## Start

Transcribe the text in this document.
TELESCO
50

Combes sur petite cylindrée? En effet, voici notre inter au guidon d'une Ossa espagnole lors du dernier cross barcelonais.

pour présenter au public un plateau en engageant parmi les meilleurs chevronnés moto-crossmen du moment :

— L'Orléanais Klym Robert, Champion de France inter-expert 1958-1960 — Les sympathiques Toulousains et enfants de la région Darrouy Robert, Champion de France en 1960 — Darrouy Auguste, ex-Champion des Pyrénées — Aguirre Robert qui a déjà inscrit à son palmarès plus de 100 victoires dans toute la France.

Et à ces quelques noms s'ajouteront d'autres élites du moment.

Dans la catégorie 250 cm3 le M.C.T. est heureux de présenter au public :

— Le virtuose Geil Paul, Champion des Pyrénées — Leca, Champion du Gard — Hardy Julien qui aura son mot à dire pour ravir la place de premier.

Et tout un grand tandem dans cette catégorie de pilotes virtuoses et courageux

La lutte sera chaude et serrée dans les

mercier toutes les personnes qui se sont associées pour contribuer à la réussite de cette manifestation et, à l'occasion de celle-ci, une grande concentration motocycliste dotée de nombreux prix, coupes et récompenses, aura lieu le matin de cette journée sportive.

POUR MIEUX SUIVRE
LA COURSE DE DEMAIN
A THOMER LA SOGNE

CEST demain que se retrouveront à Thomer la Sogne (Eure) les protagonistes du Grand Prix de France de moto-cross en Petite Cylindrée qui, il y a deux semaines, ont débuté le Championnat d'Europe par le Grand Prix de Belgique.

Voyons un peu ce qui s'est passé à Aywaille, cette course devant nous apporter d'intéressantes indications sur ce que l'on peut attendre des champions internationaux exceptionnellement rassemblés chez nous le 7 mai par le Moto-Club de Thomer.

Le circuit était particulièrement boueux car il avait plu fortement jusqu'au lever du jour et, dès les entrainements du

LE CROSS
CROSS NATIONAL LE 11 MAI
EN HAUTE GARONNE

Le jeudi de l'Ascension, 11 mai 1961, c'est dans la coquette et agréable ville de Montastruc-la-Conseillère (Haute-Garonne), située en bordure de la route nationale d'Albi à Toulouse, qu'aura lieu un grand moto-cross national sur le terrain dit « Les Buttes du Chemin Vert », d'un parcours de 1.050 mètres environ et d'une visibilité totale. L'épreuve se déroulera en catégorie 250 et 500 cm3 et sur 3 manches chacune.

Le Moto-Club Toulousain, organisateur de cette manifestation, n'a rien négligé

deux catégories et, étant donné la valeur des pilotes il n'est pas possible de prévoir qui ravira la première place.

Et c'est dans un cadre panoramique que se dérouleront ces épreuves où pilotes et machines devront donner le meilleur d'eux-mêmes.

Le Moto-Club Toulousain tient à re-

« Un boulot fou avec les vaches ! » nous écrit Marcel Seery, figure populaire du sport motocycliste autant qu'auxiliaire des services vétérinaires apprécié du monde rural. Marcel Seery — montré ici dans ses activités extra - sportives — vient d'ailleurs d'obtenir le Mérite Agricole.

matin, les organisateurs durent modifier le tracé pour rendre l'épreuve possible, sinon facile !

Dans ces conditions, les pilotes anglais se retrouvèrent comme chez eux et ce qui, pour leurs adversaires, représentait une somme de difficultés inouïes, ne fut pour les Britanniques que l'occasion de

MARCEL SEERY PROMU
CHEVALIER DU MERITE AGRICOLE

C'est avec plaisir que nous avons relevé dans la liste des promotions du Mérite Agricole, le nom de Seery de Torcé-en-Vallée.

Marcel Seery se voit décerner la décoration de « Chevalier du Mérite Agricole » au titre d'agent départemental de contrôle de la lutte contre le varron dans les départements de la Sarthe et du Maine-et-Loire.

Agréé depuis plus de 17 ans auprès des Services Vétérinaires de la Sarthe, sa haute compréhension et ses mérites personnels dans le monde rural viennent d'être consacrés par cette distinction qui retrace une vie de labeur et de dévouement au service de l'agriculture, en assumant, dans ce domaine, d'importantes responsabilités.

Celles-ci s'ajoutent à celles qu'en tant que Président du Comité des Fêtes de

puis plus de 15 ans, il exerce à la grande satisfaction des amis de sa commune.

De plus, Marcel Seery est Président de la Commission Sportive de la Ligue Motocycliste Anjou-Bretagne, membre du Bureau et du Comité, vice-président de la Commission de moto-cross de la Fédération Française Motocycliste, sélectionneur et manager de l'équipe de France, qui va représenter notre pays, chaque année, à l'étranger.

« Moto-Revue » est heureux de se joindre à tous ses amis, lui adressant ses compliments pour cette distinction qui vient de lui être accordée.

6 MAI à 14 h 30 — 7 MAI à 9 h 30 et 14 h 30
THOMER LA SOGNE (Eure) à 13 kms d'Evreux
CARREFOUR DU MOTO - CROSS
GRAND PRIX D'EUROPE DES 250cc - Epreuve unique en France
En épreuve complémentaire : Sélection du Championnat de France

## End

- Exercise -
Find the word "amis" in the records and pull out each line that has it.

- Exercise result -
puis plus de 15 ans, il exerce à la grande satisfaction des amis de sa commune.
« Moto-Revue » est heureux de se joindre à tous ses amis, lui adressant ses compliments pour cette distinction qui vient de lui être accordée.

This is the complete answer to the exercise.